┌────────

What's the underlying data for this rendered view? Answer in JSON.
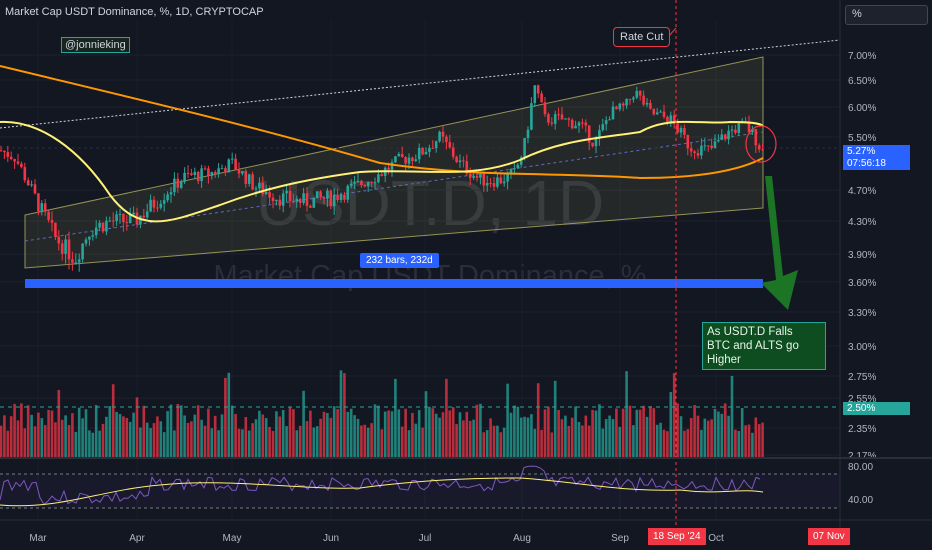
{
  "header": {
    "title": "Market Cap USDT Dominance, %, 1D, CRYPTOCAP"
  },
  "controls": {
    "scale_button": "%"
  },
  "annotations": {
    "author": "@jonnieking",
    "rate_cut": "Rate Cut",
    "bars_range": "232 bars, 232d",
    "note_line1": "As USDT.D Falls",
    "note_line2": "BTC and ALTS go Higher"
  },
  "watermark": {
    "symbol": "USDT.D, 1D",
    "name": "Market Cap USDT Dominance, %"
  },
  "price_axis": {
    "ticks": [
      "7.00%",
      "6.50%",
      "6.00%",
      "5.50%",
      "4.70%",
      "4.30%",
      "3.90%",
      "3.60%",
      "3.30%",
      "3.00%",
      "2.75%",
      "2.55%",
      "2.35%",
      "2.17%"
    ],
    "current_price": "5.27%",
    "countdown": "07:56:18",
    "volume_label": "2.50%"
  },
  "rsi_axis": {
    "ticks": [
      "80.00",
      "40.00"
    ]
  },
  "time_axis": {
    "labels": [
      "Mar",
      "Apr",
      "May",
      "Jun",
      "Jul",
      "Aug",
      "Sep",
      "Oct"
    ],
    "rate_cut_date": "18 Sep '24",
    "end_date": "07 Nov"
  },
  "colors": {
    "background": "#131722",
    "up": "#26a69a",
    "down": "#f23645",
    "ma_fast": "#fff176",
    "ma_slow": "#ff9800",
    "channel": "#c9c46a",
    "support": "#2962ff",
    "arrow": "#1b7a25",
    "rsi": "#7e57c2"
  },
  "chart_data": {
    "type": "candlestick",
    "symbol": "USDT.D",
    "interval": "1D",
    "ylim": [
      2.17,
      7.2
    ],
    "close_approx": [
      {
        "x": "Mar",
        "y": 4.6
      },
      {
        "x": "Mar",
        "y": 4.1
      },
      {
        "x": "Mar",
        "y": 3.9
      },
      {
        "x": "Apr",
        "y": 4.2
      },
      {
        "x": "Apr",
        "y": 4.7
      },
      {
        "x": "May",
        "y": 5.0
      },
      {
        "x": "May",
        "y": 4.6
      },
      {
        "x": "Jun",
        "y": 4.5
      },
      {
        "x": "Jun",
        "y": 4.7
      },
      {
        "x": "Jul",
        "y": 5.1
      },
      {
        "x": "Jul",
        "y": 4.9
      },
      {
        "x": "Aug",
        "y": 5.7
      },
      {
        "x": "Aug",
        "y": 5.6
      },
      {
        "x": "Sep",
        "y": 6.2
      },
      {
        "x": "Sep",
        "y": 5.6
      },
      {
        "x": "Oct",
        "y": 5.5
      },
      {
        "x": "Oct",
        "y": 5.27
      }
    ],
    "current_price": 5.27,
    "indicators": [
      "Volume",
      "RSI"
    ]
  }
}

└────────

**Given task**: Reproduce every entry word for word, but skip any pictures.

**Finished task**:
What's the underlying data for this rendered view? Answer in JSON.
{
  "header": {
    "title": "Market Cap USDT Dominance, %, 1D, CRYPTOCAP"
  },
  "controls": {
    "scale_button": "%"
  },
  "annotations": {
    "author": "@jonnieking",
    "rate_cut": "Rate Cut",
    "bars_range": "232 bars, 232d",
    "note_line1": "As USDT.D Falls",
    "note_line2": "BTC and ALTS go Higher"
  },
  "watermark": {
    "symbol": "USDT.D, 1D",
    "name": "Market Cap USDT Dominance, %"
  },
  "price_axis": {
    "ticks": [
      "7.00%",
      "6.50%",
      "6.00%",
      "5.50%",
      "4.70%",
      "4.30%",
      "3.90%",
      "3.60%",
      "3.30%",
      "3.00%",
      "2.75%",
      "2.55%",
      "2.35%",
      "2.17%"
    ],
    "current_price": "5.27%",
    "countdown": "07:56:18",
    "volume_label": "2.50%"
  },
  "rsi_axis": {
    "ticks": [
      "80.00",
      "40.00"
    ]
  },
  "time_axis": {
    "labels": [
      "Mar",
      "Apr",
      "May",
      "Jun",
      "Jul",
      "Aug",
      "Sep",
      "Oct"
    ],
    "rate_cut_date": "18 Sep '24",
    "end_date": "07 Nov"
  },
  "colors": {
    "background": "#131722",
    "up": "#26a69a",
    "down": "#f23645",
    "ma_fast": "#fff176",
    "ma_slow": "#ff9800",
    "channel": "#c9c46a",
    "support": "#2962ff",
    "arrow": "#1b7a25",
    "rsi": "#7e57c2"
  },
  "chart_data": {
    "type": "candlestick",
    "symbol": "USDT.D",
    "interval": "1D",
    "ylim": [
      2.17,
      7.2
    ],
    "close_approx": [
      {
        "x": "Mar",
        "y": 4.6
      },
      {
        "x": "Mar",
        "y": 4.1
      },
      {
        "x": "Mar",
        "y": 3.9
      },
      {
        "x": "Apr",
        "y": 4.2
      },
      {
        "x": "Apr",
        "y": 4.7
      },
      {
        "x": "May",
        "y": 5.0
      },
      {
        "x": "May",
        "y": 4.6
      },
      {
        "x": "Jun",
        "y": 4.5
      },
      {
        "x": "Jun",
        "y": 4.7
      },
      {
        "x": "Jul",
        "y": 5.1
      },
      {
        "x": "Jul",
        "y": 4.9
      },
      {
        "x": "Aug",
        "y": 5.7
      },
      {
        "x": "Aug",
        "y": 5.6
      },
      {
        "x": "Sep",
        "y": 6.2
      },
      {
        "x": "Sep",
        "y": 5.6
      },
      {
        "x": "Oct",
        "y": 5.5
      },
      {
        "x": "Oct",
        "y": 5.27
      }
    ],
    "current_price": 5.27,
    "indicators": [
      "Volume",
      "RSI"
    ]
  }
}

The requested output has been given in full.